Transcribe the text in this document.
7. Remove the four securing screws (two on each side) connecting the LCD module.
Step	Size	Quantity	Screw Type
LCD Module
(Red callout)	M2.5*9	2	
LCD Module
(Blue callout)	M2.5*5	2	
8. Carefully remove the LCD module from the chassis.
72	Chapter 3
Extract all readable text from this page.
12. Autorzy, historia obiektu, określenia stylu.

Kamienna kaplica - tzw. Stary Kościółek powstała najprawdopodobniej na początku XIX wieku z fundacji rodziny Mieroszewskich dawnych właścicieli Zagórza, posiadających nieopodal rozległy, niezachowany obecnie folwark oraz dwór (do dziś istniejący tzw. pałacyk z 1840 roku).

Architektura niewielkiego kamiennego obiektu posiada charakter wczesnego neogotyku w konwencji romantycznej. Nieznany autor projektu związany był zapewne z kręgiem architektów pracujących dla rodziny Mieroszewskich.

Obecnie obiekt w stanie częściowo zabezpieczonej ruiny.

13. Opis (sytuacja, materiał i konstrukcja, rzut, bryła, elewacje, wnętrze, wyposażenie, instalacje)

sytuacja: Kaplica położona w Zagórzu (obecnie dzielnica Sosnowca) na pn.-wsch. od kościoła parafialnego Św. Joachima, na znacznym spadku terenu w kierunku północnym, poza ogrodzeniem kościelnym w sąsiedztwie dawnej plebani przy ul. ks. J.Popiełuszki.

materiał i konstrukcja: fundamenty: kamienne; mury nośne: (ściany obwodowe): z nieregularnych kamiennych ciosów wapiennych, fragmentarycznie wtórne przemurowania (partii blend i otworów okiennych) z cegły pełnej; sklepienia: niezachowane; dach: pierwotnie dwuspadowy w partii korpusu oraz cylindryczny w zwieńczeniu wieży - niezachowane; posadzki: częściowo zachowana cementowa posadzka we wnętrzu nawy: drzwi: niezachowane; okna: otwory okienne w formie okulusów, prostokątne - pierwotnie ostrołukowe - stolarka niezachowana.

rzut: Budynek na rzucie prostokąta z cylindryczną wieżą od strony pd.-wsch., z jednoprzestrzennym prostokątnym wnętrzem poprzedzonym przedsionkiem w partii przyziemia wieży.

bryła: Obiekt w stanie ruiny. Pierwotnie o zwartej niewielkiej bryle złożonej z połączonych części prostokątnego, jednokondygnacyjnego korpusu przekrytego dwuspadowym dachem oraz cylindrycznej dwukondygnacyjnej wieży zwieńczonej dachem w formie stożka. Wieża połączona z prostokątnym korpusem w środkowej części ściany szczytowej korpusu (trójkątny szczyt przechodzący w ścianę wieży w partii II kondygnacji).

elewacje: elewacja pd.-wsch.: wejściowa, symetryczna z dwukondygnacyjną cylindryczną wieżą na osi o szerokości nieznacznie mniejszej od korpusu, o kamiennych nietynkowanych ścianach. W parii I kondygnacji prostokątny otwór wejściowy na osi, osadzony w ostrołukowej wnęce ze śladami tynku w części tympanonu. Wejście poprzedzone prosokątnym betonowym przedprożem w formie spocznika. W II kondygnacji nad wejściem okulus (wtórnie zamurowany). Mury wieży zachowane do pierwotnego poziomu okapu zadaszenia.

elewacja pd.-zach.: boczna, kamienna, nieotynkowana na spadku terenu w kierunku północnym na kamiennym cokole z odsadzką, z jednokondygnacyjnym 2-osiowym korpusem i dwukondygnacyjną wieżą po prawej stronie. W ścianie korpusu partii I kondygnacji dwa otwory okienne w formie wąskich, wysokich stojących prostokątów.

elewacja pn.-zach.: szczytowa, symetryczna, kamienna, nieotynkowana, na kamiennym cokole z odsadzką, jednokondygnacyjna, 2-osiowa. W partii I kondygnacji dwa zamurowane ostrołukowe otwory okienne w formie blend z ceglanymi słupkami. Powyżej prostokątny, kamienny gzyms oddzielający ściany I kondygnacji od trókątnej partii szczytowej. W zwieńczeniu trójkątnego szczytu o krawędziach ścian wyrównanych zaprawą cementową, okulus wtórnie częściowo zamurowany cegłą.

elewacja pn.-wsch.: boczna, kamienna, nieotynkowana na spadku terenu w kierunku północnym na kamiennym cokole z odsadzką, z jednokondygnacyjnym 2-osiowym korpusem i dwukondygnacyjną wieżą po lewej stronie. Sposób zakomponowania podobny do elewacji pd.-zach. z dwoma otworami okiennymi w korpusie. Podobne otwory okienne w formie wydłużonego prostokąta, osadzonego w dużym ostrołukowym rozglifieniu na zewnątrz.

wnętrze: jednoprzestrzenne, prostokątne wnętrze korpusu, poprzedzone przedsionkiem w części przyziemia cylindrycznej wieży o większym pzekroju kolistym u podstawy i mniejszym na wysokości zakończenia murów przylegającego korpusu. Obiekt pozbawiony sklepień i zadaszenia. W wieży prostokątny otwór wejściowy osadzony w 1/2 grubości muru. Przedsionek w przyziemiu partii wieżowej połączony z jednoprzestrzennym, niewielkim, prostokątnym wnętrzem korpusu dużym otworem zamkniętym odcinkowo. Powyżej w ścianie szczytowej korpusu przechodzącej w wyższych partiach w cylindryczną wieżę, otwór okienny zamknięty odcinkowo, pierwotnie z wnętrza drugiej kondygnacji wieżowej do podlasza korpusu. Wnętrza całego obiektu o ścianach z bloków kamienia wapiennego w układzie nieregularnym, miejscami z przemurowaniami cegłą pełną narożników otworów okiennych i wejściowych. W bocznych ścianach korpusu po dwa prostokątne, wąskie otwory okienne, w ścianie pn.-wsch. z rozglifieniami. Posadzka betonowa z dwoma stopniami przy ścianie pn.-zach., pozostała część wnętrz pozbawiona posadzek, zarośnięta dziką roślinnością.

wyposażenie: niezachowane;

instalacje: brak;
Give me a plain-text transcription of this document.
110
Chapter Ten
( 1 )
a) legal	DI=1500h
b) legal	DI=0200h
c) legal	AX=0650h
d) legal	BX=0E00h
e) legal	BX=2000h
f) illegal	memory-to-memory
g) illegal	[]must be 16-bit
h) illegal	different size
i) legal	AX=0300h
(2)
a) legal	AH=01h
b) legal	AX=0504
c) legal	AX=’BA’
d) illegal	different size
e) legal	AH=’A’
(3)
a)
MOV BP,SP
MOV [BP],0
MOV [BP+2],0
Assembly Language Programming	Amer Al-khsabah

•••••

What you should do >> Find each line holding "callout". Copy it out.

Answer to this exercise >>
(Red callout)	M2.5*9	2	
(Blue callout)	M2.5*5	2	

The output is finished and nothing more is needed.